# What you will do
Find each line holding "home" and copy it out.

# Stored records
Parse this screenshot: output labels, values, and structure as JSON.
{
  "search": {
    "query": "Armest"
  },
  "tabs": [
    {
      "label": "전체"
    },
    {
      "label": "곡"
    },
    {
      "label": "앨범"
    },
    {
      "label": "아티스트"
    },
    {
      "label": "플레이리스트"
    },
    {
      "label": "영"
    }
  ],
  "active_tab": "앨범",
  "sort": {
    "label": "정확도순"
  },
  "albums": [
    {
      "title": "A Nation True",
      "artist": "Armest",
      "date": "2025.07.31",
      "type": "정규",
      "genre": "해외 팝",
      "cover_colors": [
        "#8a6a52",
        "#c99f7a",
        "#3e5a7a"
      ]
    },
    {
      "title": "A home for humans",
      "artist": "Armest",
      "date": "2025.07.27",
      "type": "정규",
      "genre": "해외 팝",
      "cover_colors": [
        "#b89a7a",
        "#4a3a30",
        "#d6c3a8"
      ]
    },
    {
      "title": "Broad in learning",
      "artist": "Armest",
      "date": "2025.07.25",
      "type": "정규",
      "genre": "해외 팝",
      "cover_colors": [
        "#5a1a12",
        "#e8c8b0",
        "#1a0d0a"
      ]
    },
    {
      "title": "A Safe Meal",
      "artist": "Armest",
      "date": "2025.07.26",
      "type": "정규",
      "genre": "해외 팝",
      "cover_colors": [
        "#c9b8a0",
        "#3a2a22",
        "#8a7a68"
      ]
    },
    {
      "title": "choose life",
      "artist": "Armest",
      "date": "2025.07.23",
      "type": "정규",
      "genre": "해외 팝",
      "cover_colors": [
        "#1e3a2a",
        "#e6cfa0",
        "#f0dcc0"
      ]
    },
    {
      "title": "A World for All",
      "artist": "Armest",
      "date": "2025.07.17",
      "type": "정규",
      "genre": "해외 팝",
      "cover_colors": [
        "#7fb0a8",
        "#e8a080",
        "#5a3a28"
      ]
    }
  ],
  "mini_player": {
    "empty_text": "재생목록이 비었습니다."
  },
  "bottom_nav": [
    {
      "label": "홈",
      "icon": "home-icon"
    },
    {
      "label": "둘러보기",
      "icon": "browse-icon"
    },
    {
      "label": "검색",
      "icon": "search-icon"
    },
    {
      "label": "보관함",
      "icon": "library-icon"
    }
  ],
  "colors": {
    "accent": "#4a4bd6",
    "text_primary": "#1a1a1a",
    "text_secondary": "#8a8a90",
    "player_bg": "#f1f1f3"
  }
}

# Solution for this problem
      "title": "A home for humans",
      "icon": "home-icon"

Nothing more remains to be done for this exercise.